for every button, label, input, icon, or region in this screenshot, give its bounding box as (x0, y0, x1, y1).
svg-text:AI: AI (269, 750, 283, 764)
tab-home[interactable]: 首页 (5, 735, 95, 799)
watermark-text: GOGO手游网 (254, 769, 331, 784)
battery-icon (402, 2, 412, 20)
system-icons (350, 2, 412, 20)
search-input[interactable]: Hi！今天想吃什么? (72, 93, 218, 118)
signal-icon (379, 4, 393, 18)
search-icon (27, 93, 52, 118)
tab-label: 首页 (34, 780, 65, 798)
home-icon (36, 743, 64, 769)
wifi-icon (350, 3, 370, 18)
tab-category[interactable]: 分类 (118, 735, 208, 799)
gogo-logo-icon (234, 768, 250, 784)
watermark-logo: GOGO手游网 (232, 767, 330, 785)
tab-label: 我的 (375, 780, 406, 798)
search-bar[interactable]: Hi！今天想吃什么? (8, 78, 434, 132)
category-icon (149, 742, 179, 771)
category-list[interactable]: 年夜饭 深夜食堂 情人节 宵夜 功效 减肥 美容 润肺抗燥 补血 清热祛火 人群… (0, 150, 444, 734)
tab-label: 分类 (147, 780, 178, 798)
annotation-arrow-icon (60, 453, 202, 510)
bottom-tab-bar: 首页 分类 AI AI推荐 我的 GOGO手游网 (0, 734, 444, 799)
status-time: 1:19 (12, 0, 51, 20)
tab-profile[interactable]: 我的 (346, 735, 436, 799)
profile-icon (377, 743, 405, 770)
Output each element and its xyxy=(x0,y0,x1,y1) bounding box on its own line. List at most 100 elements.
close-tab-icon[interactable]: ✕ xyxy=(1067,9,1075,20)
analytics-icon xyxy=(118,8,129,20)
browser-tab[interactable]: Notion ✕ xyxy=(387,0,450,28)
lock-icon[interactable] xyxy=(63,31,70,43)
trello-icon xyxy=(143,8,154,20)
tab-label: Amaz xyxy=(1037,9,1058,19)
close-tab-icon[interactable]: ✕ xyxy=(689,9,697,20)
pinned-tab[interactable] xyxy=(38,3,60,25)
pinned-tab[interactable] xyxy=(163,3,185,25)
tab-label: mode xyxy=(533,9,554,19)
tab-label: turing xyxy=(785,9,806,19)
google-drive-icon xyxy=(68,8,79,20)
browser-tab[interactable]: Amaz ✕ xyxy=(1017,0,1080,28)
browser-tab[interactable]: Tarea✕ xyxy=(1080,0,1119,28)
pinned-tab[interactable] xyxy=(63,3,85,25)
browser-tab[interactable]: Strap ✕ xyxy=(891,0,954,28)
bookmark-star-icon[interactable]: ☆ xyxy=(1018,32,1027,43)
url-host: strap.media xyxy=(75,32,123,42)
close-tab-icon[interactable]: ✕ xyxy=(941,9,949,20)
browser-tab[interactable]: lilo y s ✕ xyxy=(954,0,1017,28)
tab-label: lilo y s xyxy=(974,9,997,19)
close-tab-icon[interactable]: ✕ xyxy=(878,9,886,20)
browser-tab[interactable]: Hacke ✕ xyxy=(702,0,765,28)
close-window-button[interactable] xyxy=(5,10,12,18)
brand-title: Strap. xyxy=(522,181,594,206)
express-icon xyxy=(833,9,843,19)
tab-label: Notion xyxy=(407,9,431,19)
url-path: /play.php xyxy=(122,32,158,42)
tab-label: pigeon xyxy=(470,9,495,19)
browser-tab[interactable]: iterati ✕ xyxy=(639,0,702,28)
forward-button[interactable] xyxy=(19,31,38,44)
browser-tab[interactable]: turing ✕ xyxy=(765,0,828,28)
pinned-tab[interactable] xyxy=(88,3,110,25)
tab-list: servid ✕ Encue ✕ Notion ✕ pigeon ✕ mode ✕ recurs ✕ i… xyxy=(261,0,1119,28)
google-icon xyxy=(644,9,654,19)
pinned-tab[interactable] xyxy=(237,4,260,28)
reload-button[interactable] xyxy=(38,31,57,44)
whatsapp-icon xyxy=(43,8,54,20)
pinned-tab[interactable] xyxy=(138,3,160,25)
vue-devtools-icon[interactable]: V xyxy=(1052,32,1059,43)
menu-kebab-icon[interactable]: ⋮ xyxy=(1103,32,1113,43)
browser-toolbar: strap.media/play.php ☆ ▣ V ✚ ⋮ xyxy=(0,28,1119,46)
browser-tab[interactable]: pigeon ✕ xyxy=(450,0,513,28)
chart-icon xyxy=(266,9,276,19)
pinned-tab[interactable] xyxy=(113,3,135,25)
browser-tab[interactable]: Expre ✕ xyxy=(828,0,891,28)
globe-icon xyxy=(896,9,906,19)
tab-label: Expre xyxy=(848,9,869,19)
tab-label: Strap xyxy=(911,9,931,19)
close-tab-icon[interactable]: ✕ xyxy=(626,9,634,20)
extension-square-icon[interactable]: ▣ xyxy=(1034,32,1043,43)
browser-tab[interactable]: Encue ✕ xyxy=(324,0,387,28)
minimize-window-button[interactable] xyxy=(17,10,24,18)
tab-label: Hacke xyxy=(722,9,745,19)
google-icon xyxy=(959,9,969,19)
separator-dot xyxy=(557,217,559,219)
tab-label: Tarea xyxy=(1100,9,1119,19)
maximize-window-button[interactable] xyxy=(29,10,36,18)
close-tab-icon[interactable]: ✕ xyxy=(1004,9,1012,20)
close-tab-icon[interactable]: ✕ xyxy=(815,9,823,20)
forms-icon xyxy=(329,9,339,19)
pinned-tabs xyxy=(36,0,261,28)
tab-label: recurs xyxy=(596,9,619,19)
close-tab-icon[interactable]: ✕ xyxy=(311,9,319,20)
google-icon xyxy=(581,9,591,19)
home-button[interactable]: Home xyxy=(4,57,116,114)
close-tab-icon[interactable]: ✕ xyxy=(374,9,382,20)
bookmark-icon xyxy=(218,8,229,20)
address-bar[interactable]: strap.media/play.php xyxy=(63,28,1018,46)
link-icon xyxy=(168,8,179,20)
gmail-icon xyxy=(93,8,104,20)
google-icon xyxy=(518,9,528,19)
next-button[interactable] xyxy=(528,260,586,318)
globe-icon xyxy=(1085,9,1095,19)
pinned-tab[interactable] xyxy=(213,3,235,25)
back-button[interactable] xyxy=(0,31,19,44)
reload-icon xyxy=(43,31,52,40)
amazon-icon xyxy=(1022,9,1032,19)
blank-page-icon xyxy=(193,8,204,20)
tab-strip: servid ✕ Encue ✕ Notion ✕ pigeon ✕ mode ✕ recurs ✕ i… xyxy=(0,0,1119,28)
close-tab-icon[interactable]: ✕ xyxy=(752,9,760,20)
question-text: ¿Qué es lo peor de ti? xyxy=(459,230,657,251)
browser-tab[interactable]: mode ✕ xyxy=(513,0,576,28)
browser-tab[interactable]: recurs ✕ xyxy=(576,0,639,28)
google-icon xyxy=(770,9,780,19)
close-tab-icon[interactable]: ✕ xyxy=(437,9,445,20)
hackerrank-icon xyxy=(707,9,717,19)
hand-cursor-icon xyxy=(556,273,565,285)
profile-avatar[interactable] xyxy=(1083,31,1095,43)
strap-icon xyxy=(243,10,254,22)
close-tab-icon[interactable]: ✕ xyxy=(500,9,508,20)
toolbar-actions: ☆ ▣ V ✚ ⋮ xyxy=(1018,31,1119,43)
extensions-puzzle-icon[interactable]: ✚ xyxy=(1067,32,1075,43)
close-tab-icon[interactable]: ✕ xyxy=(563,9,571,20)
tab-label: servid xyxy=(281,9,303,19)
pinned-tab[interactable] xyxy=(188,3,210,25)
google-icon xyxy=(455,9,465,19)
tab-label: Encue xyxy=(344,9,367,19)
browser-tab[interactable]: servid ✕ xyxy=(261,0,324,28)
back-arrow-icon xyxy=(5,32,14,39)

→ **What is required**: Update the records from their first line through the line that contains "category-icon (149, 742, 179, 771)", inclusive, so that "wifi-icon" becomes "wireless-icon". Leave everything else unchanged.

→ **Task solution**:
for every button, label, input, icon, or region in this screenshot, give its bounding box as (x0, y0, x1, y1).
svg-text:AI: AI (269, 750, 283, 764)
tab-home[interactable]: 首页 (5, 735, 95, 799)
watermark-text: GOGO手游网 (254, 769, 331, 784)
battery-icon (402, 2, 412, 20)
system-icons (350, 2, 412, 20)
search-input[interactable]: Hi！今天想吃什么? (72, 93, 218, 118)
signal-icon (379, 4, 393, 18)
search-icon (27, 93, 52, 118)
tab-label: 首页 (34, 780, 65, 798)
home-icon (36, 743, 64, 769)
wireless-icon (350, 3, 370, 18)
tab-category[interactable]: 分类 (118, 735, 208, 799)
gogo-logo-icon (234, 768, 250, 784)
watermark-logo: GOGO手游网 (232, 767, 330, 785)
tab-label: 我的 (375, 780, 406, 798)
search-bar[interactable]: Hi！今天想吃什么? (8, 78, 434, 132)
category-icon (149, 742, 179, 771)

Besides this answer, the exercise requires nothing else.